● **WHAT IS REQUIRED**: Repeat the data word for word. Do not include the pictures.

(Recorded data)
-- Start --

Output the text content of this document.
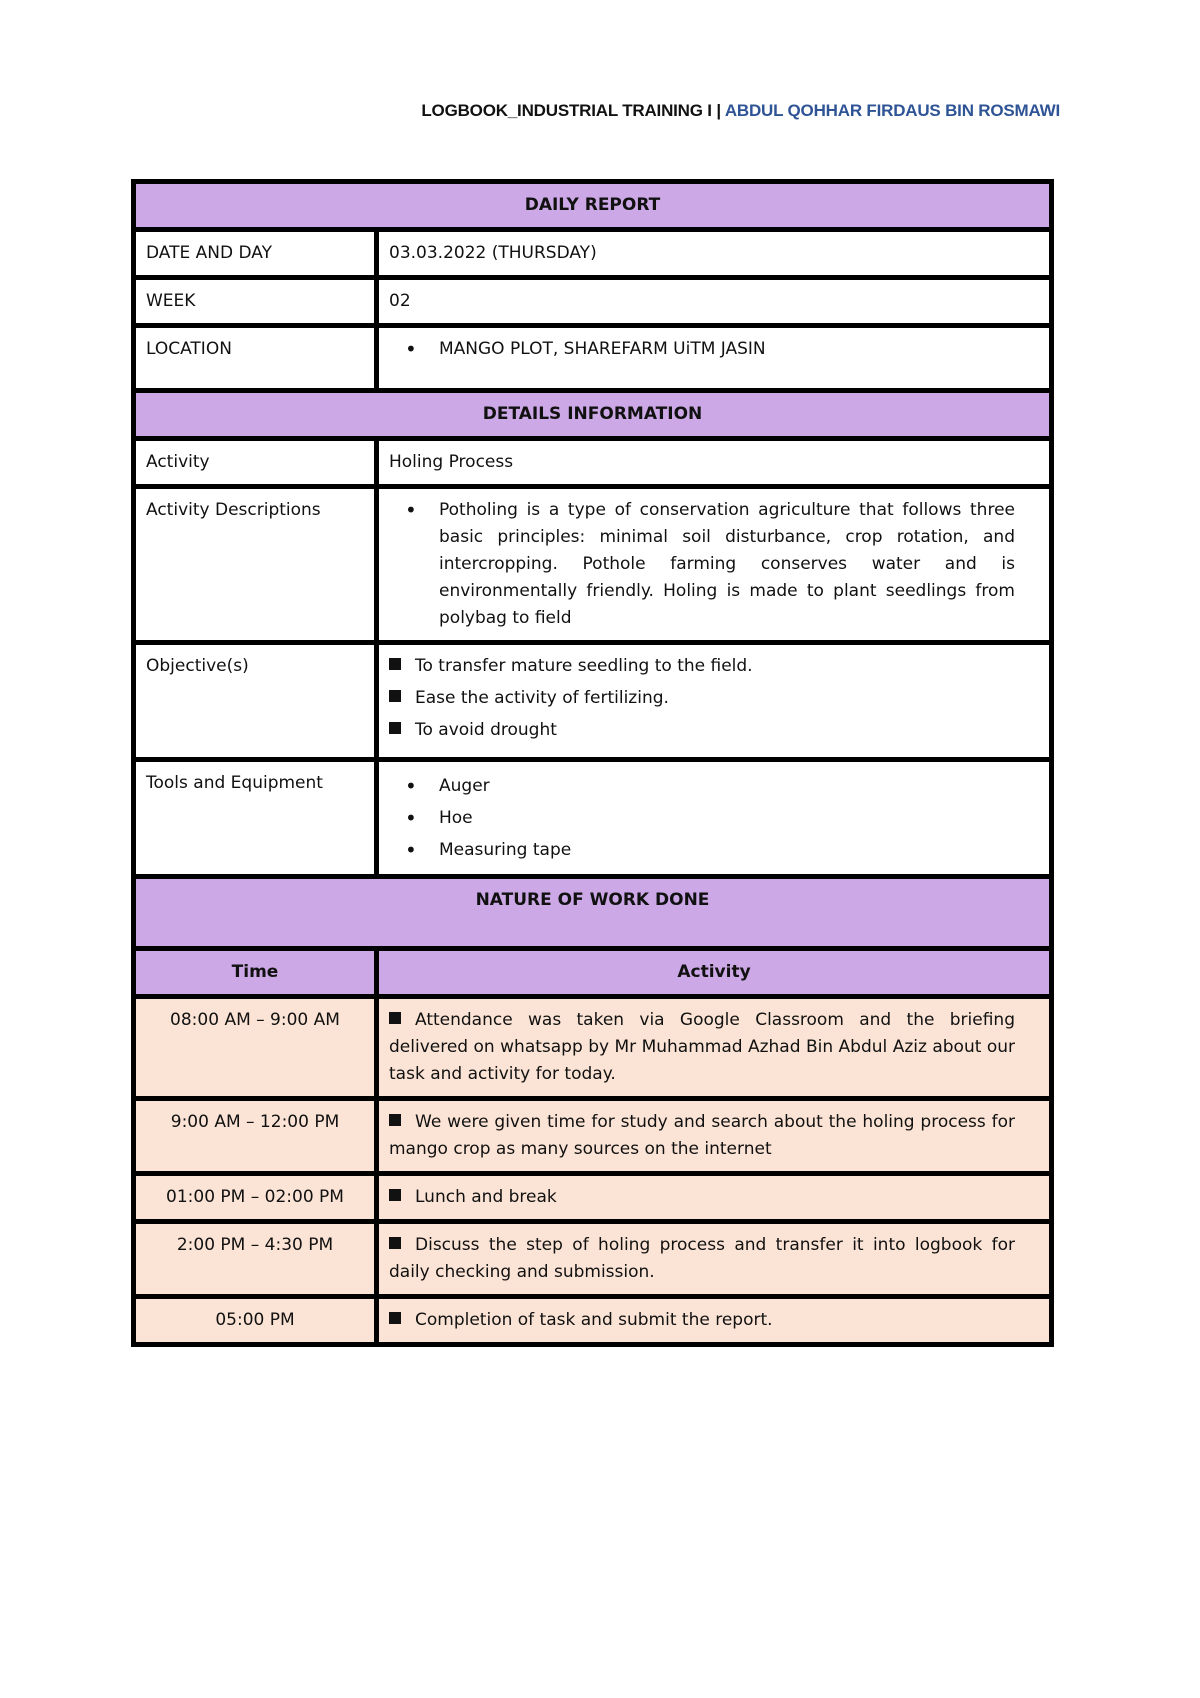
LOGBOOK_INDUSTRIAL TRAINING I | ABDUL QOHHAR FIRDAUS BIN ROSMAWI
DAILY REPORT
DATE AND DAY	03.03.2022 (THURSDAY)
WEEK	02
LOCATION	• MANGO PLOT, SHAREFARM UiTM JASIN
DETAILS INFORMATION
Activity	Holing Process
Activity Descriptions	• Potholing is a type of conservation agriculture that follows three basic principles: minimal soil disturbance, crop rotation, and intercropping. Pothole farming conserves water and is environmentally friendly. Holing is made to plant seedlings from polybag to field
Objective(s)	To transfer mature seedling to the field.
Ease the activity of fertilizing.
To avoid drought
Tools and Equipment	• Auger
• Hoe
• Measuring tape
NATURE OF WORK DONE
Time	Activity
08:00 AM – 9:00 AM	Attendance was taken via Google Classroom and the briefing delivered on whatsapp by Mr Muhammad Azhad Bin Abdul Aziz about our task and activity for today.
9:00 AM – 12:00 PM	We were given time for study and search about the holing process for mango crop as many sources on the internet
01:00 PM – 02:00 PM	Lunch and break
2:00 PM – 4:30 PM	Discuss the step of holing process and transfer it into logbook for daily checking and submission.
05:00 PM	Completion of task and submit the report.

-- End --

● **FULL SOLUTION**:
Output the text content of this document.
LOGBOOK_INDUSTRIAL TRAINING I | ABDUL QOHHAR FIRDAUS BIN ROSMAWI
DAILY REPORT
DATE AND DAY	03.03.2022 (THURSDAY)
WEEK	02
LOCATION	• MANGO PLOT, SHAREFARM UiTM JASIN
DETAILS INFORMATION
Activity	Holing Process
Activity Descriptions	• Potholing is a type of conservation agriculture that follows three basic principles: minimal soil disturbance, crop rotation, and intercropping. Pothole farming conserves water and is environmentally friendly. Holing is made to plant seedlings from polybag to field
Objective(s)	To transfer mature seedling to the field.
Ease the activity of fertilizing.
To avoid drought
Tools and Equipment	• Auger
• Hoe
• Measuring tape
NATURE OF WORK DONE
Time	Activity
08:00 AM – 9:00 AM	Attendance was taken via Google Classroom and the briefing delivered on whatsapp by Mr Muhammad Azhad Bin Abdul Aziz about our task and activity for today.
9:00 AM – 12:00 PM	We were given time for study and search about the holing process for mango crop as many sources on the internet
01:00 PM – 02:00 PM	Lunch and break
2:00 PM – 4:30 PM	Discuss the step of holing process and transfer it into logbook for daily checking and submission.
05:00 PM	Completion of task and submit the report.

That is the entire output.